Acabámos a segunda temporada exactamente com Hagen Forster a ter de tomar uma decisão. Devido aos seus serviços exemplares ao Partido Nazi foi-lhe oferecido um posto de direcção num campo de concentração na Polónia, uma daquelas ofertas que “não se podem recusar”. No início da terceira temporada Hagen Forster chega precisamente a Lisboa para investigar o caso de um colega da Gestapo que apareceu morto. Infelizmente, só sabemos o que aconteceu a Forster entre temporadas no último episódio e é bastante importante, portanto não posso revelar o spoiler.
Mas vamos lá ao que nos interessa mais nesta temporada. Acreditem ou não, o submarino vem a Portugal! Mas não sem antes passar por muitas aventuras.
Na Alemanha, dois rapazes menores, um deles órfão de guerra, andam a roubar carteiras. Apanhados, são obrigados a inscrever-se como “voluntários” para os submarinos (a Alemanha já não tinha homens suficientes no exército) para não irem presos (ou pior).

_ _ _ _ _ _ _

_Problemas a resolver_.
**A.** No texto sobre a terceira temporada, a que cidade chega Hagen Forster no início dessa temporada?
**B.** Enumere todos os nomes de países e cidades que aparecem no texto sobre a terceira temporada, sem repetições.
**C.** Retome o texto sobre a terceira temporada e prossiga-o a partir da última frase.

_ _ _ _ _ _ _

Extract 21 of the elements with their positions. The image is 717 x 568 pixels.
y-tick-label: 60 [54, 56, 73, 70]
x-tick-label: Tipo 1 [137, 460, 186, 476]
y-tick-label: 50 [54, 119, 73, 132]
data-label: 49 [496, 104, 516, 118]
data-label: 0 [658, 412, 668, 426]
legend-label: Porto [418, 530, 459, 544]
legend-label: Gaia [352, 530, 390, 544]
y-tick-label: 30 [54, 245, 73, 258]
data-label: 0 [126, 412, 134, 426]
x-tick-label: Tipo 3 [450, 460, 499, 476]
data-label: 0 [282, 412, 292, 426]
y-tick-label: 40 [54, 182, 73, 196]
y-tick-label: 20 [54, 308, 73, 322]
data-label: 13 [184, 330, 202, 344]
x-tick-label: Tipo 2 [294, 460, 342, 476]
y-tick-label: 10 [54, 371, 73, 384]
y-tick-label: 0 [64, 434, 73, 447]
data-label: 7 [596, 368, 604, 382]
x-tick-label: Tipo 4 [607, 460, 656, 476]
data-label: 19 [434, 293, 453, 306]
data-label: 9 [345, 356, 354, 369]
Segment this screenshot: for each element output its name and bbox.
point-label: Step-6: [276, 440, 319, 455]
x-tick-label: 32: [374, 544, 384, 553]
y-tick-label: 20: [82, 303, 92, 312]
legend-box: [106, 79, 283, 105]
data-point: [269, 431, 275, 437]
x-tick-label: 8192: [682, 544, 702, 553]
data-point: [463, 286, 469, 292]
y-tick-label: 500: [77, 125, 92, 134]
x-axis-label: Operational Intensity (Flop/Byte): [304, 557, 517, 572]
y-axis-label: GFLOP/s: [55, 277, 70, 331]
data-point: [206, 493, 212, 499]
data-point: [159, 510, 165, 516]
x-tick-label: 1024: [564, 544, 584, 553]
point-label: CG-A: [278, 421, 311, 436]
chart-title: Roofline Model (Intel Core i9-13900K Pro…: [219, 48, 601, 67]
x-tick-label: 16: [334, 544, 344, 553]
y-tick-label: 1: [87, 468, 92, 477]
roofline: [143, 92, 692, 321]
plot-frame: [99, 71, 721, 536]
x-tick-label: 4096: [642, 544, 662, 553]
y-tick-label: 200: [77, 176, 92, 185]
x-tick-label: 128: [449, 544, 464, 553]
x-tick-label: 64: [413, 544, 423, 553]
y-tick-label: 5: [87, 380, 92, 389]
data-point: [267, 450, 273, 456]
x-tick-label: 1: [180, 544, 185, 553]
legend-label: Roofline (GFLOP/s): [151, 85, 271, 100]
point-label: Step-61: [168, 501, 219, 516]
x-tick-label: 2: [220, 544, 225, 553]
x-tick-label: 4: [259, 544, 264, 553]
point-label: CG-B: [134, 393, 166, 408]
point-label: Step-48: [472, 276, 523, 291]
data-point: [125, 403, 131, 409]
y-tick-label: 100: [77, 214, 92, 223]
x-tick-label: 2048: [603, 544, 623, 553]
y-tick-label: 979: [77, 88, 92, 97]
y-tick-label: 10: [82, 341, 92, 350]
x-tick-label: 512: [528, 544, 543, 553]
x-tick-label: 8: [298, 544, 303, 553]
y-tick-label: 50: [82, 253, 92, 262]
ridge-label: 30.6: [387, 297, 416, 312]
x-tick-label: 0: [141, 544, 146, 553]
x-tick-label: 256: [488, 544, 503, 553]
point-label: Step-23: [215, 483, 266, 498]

_ _ _ _ _ _ _

_Respostas às tarefas_.
**A.** Lisboa.

**B.** Polónia, Lisboa, Portugal, Alemanha

**C.**
Entretanto, um personagem sobreviveu, afinal, das temporadas anteriores: o engenheiro naval Robert Ehrenberg, que também participou no motim que expulsou Klaus do submarino para o lançar à deriva no oceano. Tudo isto foi muito bem falsificado no diário de bordo, mas o pai de Klaus, o comandante veterano Wilhelm Hoffmann, altamente respeitado como herói de guerra, percebe que o diário de bordo é uma falsificação e exige saber o que aconteceu ao filho.
O que aconteceu ao filho é que foi parar aos Estados Unidos, onde divulga segredos técnicos sobre os submarinos em troca de exílio. Uma vez que foi descoberto, a família Hoffmann está a passar um mau bocado na Alemanha, mas tudo tem sido escondido do comandante reformado (devido, lá está, à sua condição venerada). Todos lhe dizem que o filho morreu no mar, ninguém se atreve a dizer-lhe que o filho é um traidor à pátria.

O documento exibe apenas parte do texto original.